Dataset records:
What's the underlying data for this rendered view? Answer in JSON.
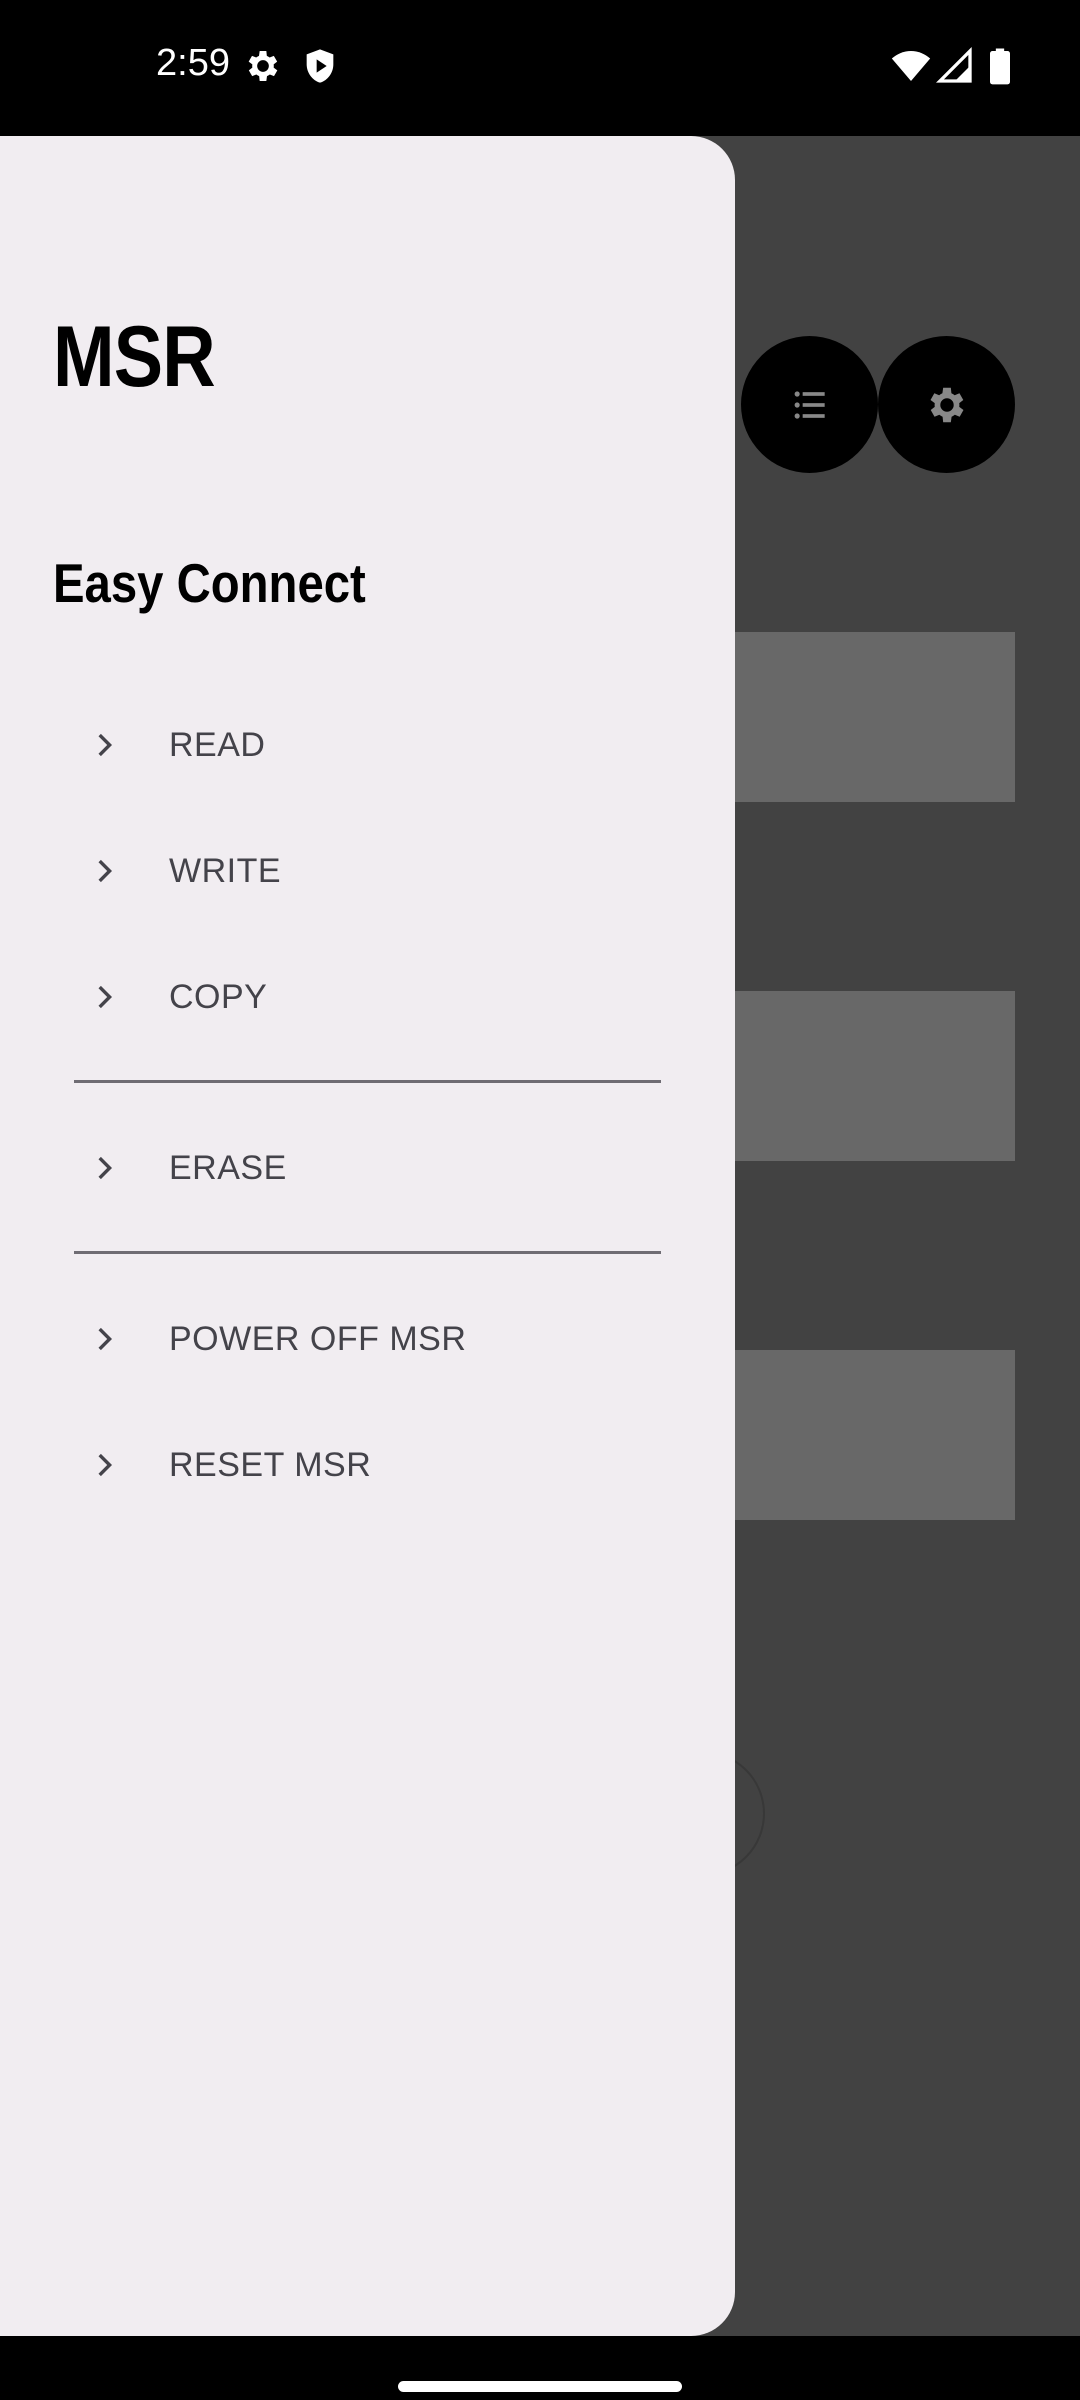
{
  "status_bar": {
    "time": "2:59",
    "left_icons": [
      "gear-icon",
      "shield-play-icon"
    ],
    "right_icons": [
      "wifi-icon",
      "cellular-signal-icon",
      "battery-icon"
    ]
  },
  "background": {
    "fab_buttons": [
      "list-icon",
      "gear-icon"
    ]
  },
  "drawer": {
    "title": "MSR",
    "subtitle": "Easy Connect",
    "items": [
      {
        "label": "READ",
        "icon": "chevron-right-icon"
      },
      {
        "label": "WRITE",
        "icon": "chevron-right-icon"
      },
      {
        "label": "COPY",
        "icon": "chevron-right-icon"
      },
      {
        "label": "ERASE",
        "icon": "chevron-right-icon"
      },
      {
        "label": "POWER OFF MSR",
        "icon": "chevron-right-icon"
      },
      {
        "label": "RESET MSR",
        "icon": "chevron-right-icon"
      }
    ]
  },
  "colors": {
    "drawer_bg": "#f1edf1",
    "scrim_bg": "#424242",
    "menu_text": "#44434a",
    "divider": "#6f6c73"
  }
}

Given task: Scan the material line by line and report each one that contains "label".

Worked answer:
        "label": "READ",
        "label": "WRITE",
        "label": "COPY",
        "label": "ERASE",
        "label": "POWER OFF MSR",
        "label": "RESET MSR",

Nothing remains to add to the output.